--- begin Given information ---
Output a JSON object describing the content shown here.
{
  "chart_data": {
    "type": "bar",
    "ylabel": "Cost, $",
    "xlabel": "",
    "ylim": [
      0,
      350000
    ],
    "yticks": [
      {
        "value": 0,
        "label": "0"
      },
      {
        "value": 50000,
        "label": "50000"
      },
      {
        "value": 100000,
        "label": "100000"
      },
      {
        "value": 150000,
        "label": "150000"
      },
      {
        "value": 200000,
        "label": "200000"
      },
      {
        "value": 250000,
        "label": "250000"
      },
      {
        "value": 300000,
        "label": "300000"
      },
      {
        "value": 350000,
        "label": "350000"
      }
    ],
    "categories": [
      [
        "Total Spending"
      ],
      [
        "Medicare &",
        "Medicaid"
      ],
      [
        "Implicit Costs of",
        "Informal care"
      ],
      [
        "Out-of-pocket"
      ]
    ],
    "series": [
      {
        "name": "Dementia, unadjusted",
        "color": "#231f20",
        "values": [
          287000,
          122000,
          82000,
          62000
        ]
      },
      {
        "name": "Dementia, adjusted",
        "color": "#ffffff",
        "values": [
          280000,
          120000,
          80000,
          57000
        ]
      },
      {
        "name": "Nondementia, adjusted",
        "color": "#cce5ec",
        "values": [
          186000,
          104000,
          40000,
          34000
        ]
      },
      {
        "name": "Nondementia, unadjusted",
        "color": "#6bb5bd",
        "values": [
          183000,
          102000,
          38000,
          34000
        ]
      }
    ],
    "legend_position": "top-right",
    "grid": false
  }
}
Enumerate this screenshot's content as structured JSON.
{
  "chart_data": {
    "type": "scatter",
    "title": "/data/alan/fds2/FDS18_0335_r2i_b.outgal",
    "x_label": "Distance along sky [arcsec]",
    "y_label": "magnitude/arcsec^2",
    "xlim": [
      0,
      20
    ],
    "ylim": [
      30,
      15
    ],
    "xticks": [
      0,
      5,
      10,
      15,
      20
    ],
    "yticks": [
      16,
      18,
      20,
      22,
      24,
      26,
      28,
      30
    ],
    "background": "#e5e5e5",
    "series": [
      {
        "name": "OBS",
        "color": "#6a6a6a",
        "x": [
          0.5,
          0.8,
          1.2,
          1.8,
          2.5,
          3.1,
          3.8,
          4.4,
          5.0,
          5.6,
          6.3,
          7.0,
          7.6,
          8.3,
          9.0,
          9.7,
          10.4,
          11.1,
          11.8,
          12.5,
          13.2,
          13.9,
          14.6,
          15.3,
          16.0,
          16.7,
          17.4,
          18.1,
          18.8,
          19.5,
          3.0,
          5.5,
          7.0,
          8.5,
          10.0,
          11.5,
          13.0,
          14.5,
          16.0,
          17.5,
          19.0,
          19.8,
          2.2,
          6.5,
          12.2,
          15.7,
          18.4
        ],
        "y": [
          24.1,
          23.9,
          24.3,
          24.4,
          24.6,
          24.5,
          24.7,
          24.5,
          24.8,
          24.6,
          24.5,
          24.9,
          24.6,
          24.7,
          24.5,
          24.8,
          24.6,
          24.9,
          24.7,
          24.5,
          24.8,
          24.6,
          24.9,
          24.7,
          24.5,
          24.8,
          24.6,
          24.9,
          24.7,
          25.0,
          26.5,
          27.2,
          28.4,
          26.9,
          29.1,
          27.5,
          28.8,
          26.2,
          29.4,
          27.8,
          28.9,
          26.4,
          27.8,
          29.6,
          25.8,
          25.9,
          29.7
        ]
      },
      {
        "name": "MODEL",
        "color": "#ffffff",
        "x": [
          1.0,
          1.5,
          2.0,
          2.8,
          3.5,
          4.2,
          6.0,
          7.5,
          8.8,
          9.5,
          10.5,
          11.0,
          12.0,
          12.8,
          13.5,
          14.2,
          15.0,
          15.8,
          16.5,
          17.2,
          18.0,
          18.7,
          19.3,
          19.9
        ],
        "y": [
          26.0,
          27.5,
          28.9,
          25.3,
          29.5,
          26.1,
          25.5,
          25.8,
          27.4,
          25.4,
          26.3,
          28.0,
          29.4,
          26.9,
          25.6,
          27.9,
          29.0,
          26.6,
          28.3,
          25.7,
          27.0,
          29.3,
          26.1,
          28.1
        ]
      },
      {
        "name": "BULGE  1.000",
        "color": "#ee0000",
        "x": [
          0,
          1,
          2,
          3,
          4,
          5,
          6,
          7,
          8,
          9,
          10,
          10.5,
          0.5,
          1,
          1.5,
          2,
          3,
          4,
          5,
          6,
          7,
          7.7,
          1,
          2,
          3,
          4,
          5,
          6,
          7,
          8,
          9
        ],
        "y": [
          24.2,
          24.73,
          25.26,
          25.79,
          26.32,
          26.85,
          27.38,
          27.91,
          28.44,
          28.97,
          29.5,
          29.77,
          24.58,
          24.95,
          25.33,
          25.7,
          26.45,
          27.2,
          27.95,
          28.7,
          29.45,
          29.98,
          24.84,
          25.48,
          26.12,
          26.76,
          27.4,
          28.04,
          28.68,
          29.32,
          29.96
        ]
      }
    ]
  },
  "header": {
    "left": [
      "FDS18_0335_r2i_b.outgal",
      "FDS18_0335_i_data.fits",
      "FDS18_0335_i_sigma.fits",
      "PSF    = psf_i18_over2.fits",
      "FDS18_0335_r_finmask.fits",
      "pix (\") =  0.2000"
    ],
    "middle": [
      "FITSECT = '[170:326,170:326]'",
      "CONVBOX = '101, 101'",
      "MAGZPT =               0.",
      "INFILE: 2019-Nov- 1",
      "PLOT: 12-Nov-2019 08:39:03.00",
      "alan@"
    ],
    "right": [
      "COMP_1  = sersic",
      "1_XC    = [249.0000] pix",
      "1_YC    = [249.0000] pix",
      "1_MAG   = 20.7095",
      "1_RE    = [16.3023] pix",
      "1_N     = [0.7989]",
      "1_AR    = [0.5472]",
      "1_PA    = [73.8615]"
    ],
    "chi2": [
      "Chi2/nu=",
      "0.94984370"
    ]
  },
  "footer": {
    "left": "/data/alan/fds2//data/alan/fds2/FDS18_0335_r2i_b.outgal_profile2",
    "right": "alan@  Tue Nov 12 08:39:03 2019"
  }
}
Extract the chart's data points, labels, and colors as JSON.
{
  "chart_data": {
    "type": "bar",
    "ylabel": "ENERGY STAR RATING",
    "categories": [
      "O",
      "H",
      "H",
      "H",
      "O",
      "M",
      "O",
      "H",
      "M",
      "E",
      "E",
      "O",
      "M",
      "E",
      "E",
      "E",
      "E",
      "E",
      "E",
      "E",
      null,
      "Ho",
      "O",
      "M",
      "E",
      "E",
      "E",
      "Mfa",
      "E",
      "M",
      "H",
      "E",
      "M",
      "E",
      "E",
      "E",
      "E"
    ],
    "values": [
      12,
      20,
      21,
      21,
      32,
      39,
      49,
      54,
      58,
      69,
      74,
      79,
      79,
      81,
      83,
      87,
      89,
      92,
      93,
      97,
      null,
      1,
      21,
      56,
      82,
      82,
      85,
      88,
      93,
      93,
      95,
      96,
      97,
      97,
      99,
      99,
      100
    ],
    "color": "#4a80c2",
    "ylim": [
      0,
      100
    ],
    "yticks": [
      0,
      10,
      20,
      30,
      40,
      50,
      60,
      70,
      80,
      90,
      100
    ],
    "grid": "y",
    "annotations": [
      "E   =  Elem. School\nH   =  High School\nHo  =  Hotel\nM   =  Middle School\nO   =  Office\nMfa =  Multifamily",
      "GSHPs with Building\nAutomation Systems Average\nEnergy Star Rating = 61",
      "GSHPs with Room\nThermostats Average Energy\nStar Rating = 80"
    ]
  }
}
--- end Given information ---
### Task:
Make an exact copy of the records.

### Exercise response:
Output a JSON object describing the content shown here.
{
  "chart_data": {
    "type": "bar",
    "ylabel": "Cost, $",
    "xlabel": "",
    "ylim": [
      0,
      350000
    ],
    "yticks": [
      {
        "value": 0,
        "label": "0"
      },
      {
        "value": 50000,
        "label": "50000"
      },
      {
        "value": 100000,
        "label": "100000"
      },
      {
        "value": 150000,
        "label": "150000"
      },
      {
        "value": 200000,
        "label": "200000"
      },
      {
        "value": 250000,
        "label": "250000"
      },
      {
        "value": 300000,
        "label": "300000"
      },
      {
        "value": 350000,
        "label": "350000"
      }
    ],
    "categories": [
      [
        "Total Spending"
      ],
      [
        "Medicare &",
        "Medicaid"
      ],
      [
        "Implicit Costs of",
        "Informal care"
      ],
      [
        "Out-of-pocket"
      ]
    ],
    "series": [
      {
        "name": "Dementia, unadjusted",
        "color": "#231f20",
        "values": [
          287000,
          122000,
          82000,
          62000
        ]
      },
      {
        "name": "Dementia, adjusted",
        "color": "#ffffff",
        "values": [
          280000,
          120000,
          80000,
          57000
        ]
      },
      {
        "name": "Nondementia, adjusted",
        "color": "#cce5ec",
        "values": [
          186000,
          104000,
          40000,
          34000
        ]
      },
      {
        "name": "Nondementia, unadjusted",
        "color": "#6bb5bd",
        "values": [
          183000,
          102000,
          38000,
          34000
        ]
      }
    ],
    "legend_position": "top-right",
    "grid": false
  }
}
Enumerate this screenshot's content as structured JSON.
{
  "chart_data": {
    "type": "scatter",
    "title": "/data/alan/fds2/FDS18_0335_r2i_b.outgal",
    "x_label": "Distance along sky [arcsec]",
    "y_label": "magnitude/arcsec^2",
    "xlim": [
      0,
      20
    ],
    "ylim": [
      30,
      15
    ],
    "xticks": [
      0,
      5,
      10,
      15,
      20
    ],
    "yticks": [
      16,
      18,
      20,
      22,
      24,
      26,
      28,
      30
    ],
    "background": "#e5e5e5",
    "series": [
      {
        "name": "OBS",
        "color": "#6a6a6a",
        "x": [
          0.5,
          0.8,
          1.2,
          1.8,
          2.5,
          3.1,
          3.8,
          4.4,
          5.0,
          5.6,
          6.3,
          7.0,
          7.6,
          8.3,
          9.0,
          9.7,
          10.4,
          11.1,
          11.8,
          12.5,
          13.2,
          13.9,
          14.6,
          15.3,
          16.0,
          16.7,
          17.4,
          18.1,
          18.8,
          19.5,
          3.0,
          5.5,
          7.0,
          8.5,
          10.0,
          11.5,
          13.0,
          14.5,
          16.0,
          17.5,
          19.0,
          19.8,
          2.2,
          6.5,
          12.2,
          15.7,
          18.4
        ],
        "y": [
          24.1,
          23.9,
          24.3,
          24.4,
          24.6,
          24.5,
          24.7,
          24.5,
          24.8,
          24.6,
          24.5,
          24.9,
          24.6,
          24.7,
          24.5,
          24.8,
          24.6,
          24.9,
          24.7,
          24.5,
          24.8,
          24.6,
          24.9,
          24.7,
          24.5,
          24.8,
          24.6,
          24.9,
          24.7,
          25.0,
          26.5,
          27.2,
          28.4,
          26.9,
          29.1,
          27.5,
          28.8,
          26.2,
          29.4,
          27.8,
          28.9,
          26.4,
          27.8,
          29.6,
          25.8,
          25.9,
          29.7
        ]
      },
      {
        "name": "MODEL",
        "color": "#ffffff",
        "x": [
          1.0,
          1.5,
          2.0,
          2.8,
          3.5,
          4.2,
          6.0,
          7.5,
          8.8,
          9.5,
          10.5,
          11.0,
          12.0,
          12.8,
          13.5,
          14.2,
          15.0,
          15.8,
          16.5,
          17.2,
          18.0,
          18.7,
          19.3,
          19.9
        ],
        "y": [
          26.0,
          27.5,
          28.9,
          25.3,
          29.5,
          26.1,
          25.5,
          25.8,
          27.4,
          25.4,
          26.3,
          28.0,
          29.4,
          26.9,
          25.6,
          27.9,
          29.0,
          26.6,
          28.3,
          25.7,
          27.0,
          29.3,
          26.1,
          28.1
        ]
      },
      {
        "name": "BULGE  1.000",
        "color": "#ee0000",
        "x": [
          0,
          1,
          2,
          3,
          4,
          5,
          6,
          7,
          8,
          9,
          10,
          10.5,
          0.5,
          1,
          1.5,
          2,
          3,
          4,
          5,
          6,
          7,
          7.7,
          1,
          2,
          3,
          4,
          5,
          6,
          7,
          8,
          9
        ],
        "y": [
          24.2,
          24.73,
          25.26,
          25.79,
          26.32,
          26.85,
          27.38,
          27.91,
          28.44,
          28.97,
          29.5,
          29.77,
          24.58,
          24.95,
          25.33,
          25.7,
          26.45,
          27.2,
          27.95,
          28.7,
          29.45,
          29.98,
          24.84,
          25.48,
          26.12,
          26.76,
          27.4,
          28.04,
          28.68,
          29.32,
          29.96
        ]
      }
    ]
  },
  "header": {
    "left": [
      "FDS18_0335_r2i_b.outgal",
      "FDS18_0335_i_data.fits",
      "FDS18_0335_i_sigma.fits",
      "PSF    = psf_i18_over2.fits",
      "FDS18_0335_r_finmask.fits",
      "pix (\") =  0.2000"
    ],
    "middle": [
      "FITSECT = '[170:326,170:326]'",
      "CONVBOX = '101, 101'",
      "MAGZPT =               0.",
      "INFILE: 2019-Nov- 1",
      "PLOT: 12-Nov-2019 08:39:03.00",
      "alan@"
    ],
    "right": [
      "COMP_1  = sersic",
      "1_XC    = [249.0000] pix",
      "1_YC    = [249.0000] pix",
      "1_MAG   = 20.7095",
      "1_RE    = [16.3023] pix",
      "1_N     = [0.7989]",
      "1_AR    = [0.5472]",
      "1_PA    = [73.8615]"
    ],
    "chi2": [
      "Chi2/nu=",
      "0.94984370"
    ]
  },
  "footer": {
    "left": "/data/alan/fds2//data/alan/fds2/FDS18_0335_r2i_b.outgal_profile2",
    "right": "alan@  Tue Nov 12 08:39:03 2019"
  }
}
Extract the chart's data points, labels, and colors as JSON.
{
  "chart_data": {
    "type": "bar",
    "ylabel": "ENERGY STAR RATING",
    "categories": [
      "O",
      "H",
      "H",
      "H",
      "O",
      "M",
      "O",
      "H",
      "M",
      "E",
      "E",
      "O",
      "M",
      "E",
      "E",
      "E",
      "E",
      "E",
      "E",
      "E",
      null,
      "Ho",
      "O",
      "M",
      "E",
      "E",
      "E",
      "Mfa",
      "E",
      "M",
      "H",
      "E",
      "M",
      "E",
      "E",
      "E",
      "E"
    ],
    "values": [
      12,
      20,
      21,
      21,
      32,
      39,
      49,
      54,
      58,
      69,
      74,
      79,
      79,
      81,
      83,
      87,
      89,
      92,
      93,
      97,
      null,
      1,
      21,
      56,
      82,
      82,
      85,
      88,
      93,
      93,
      95,
      96,
      97,
      97,
      99,
      99,
      100
    ],
    "color": "#4a80c2",
    "ylim": [
      0,
      100
    ],
    "yticks": [
      0,
      10,
      20,
      30,
      40,
      50,
      60,
      70,
      80,
      90,
      100
    ],
    "grid": "y",
    "annotations": [
      "E   =  Elem. School\nH   =  High School\nHo  =  Hotel\nM   =  Middle School\nO   =  Office\nMfa =  Multifamily",
      "GSHPs with Building\nAutomation Systems Average\nEnergy Star Rating = 61",
      "GSHPs with Room\nThermostats Average Energy\nStar Rating = 80"
    ]
  }
}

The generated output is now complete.